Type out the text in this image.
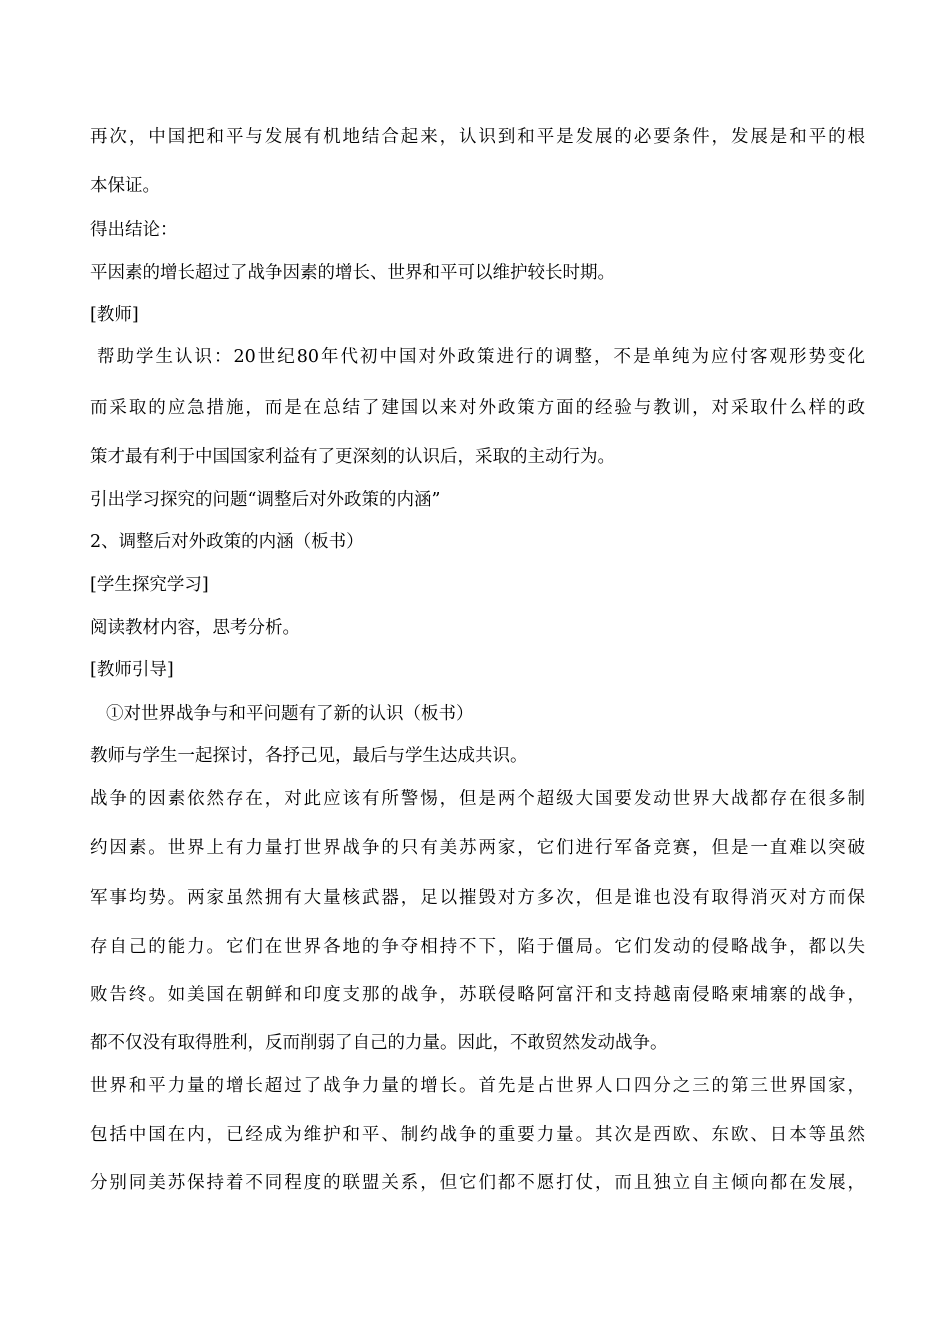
再次，中国把和平与发展有机地结合起来，认识到和平是发展的必要条件，发展是和平的根
本保证。
得出结论：
平因素的增长超过了战争因素的增长、世界和平可以维护较长时期。
[教师]
帮助学生认识：20世纪80年代初中国对外政策进行的调整，不是单纯为应付客观形势变化
而采取的应急措施，而是在总结了建国以来对外政策方面的经验与教训，对采取什么样的政
策才最有利于中国国家利益有了更深刻的认识后，采取的主动行为。
引出学习探究的问题“调整后对外政策的内涵”
2、调整后对外政策的内涵（板书）
[学生探究学习]
阅读教材内容，思考分析。
[教师引导]
①对世界战争与和平问题有了新的认识（板书）
教师与学生一起探讨，各抒己见，最后与学生达成共识。
战争的因素依然存在，对此应该有所警惕，但是两个超级大国要发动世界大战都存在很多制
约因素。世界上有力量打世界战争的只有美苏两家，它们进行军备竞赛，但是一直难以突破
军事均势。两家虽然拥有大量核武器，足以摧毁对方多次，但是谁也没有取得消灭对方而保
存自己的能力。它们在世界各地的争夺相持不下，陷于僵局。它们发动的侵略战争，都以失
败告终。如美国在朝鲜和印度支那的战争，苏联侵略阿富汗和支持越南侵略柬埔寨的战争，
都不仅没有取得胜利，反而削弱了自己的力量。因此，不敢贸然发动战争。
世界和平力量的增长超过了战争力量的增长。首先是占世界人口四分之三的第三世界国家，
包括中国在内，已经成为维护和平、制约战争的重要力量。其次是西欧、东欧、日本等虽然
分别同美苏保持着不同程度的联盟关系，但它们都不愿打仗，而且独立自主倾向都在发展，
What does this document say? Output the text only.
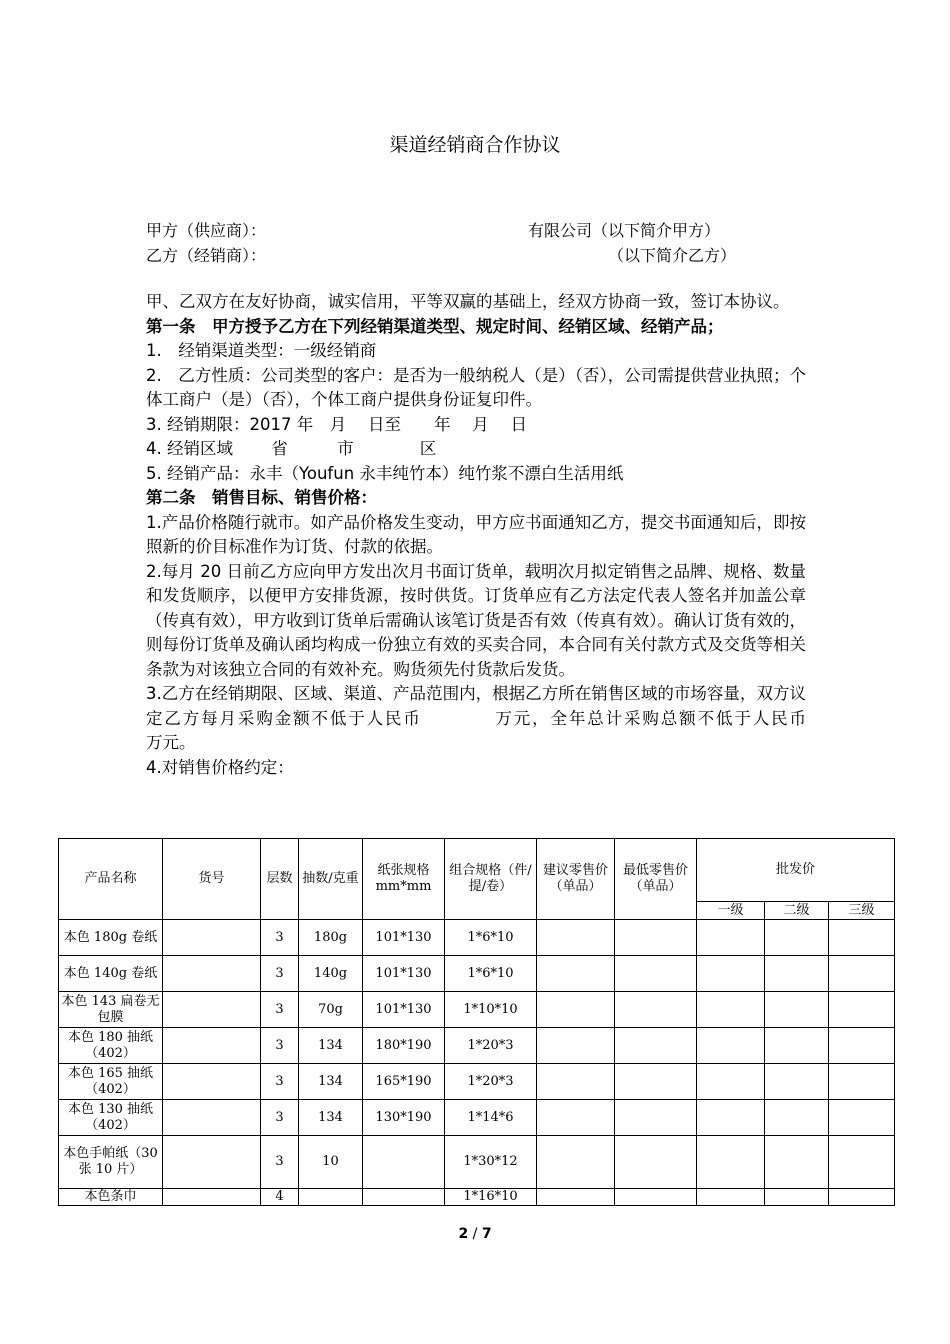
渠道经销商合作协议
甲方（供应商）：	有限公司（以下简介甲方）
乙方（经销商）：	（以下简介乙方）

甲、乙双方在友好协商，诚实信用，平等双赢的基础上，经双方协商一致，签订本协议。

第一条　甲方授予乙方在下列经销渠道类型、规定时间、经销区域、经销产品；

1.　经销渠道类型：一级经销商

2.　乙方性质：公司类型的客户：是否为一般纳税人（是）（否），公司需提供营业执照；个体工商户（是）（否），个体工商户提供身份证复印件。

3. 经销期限：2017 年　月　 日至　　年　 月　 日

4. 经销区域　　 省　　　市　　　　区

5. 经销产品：永丰（Youfun 永丰纯竹本）纯竹浆不漂白生活用纸

第二条　销售目标、销售价格：

1.产品价格随行就市。如产品价格发生变动，甲方应书面通知乙方，提交书面通知后，即按照新的价目标准作为订货、付款的依据。

2.每月 20 日前乙方应向甲方发出次月书面订货单，载明次月拟定销售之品牌、规格、数量和发货顺序，以便甲方安排货源，按时供货。订货单应有乙方法定代表人签名并加盖公章（传真有效），甲方收到订货单后需确认该笔订货是否有效（传真有效）。确认订货有效的，则每份订货单及确认函均构成一份独立有效的买卖合同，本合同有关付款方式及交货等相关条款为对该独立合同的有效补充。购货须先付货款后发货。

3.乙方在经销期限、区域、渠道、产品范围内，根据乙方所在销售区域的市场容量，双方议定乙方每月采购金额不低于人民币　　　　万元，全年总计采购总额不低于人民币　　　　　　万元。

4.对销售价格约定：

产品名称	货号	层数	抽数/克重	纸张规格mm*mm	组合规格（件/提/卷）	建议零售价（单品）	最低零售价（单品）	批发价		
								一级	二级	三级
本色 180g 卷纸		3	180g	101*130	1*6*10					
本色 140g 卷纸		3	140g	101*130	1*6*10					
本色 143 扁卷无包膜		3	70g	101*130	1*10*10					
本色 180 抽纸（402）		3	134	180*190	1*20*3					
本色 165 抽纸（402）		3	134	165*190	1*20*3					
本色 130 抽纸（402）		3	134	130*190	1*14*6					
本色手帕纸（30 张 10 片）		3	10		1*30*12					
本色条巾		4			1*16*10					
2 / 7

#### WORK INSTRUCTIONS:
State how many lines of the listing hold the string "text"; reply with the number and nothing else.

#### CORRECT OUTPUT:
2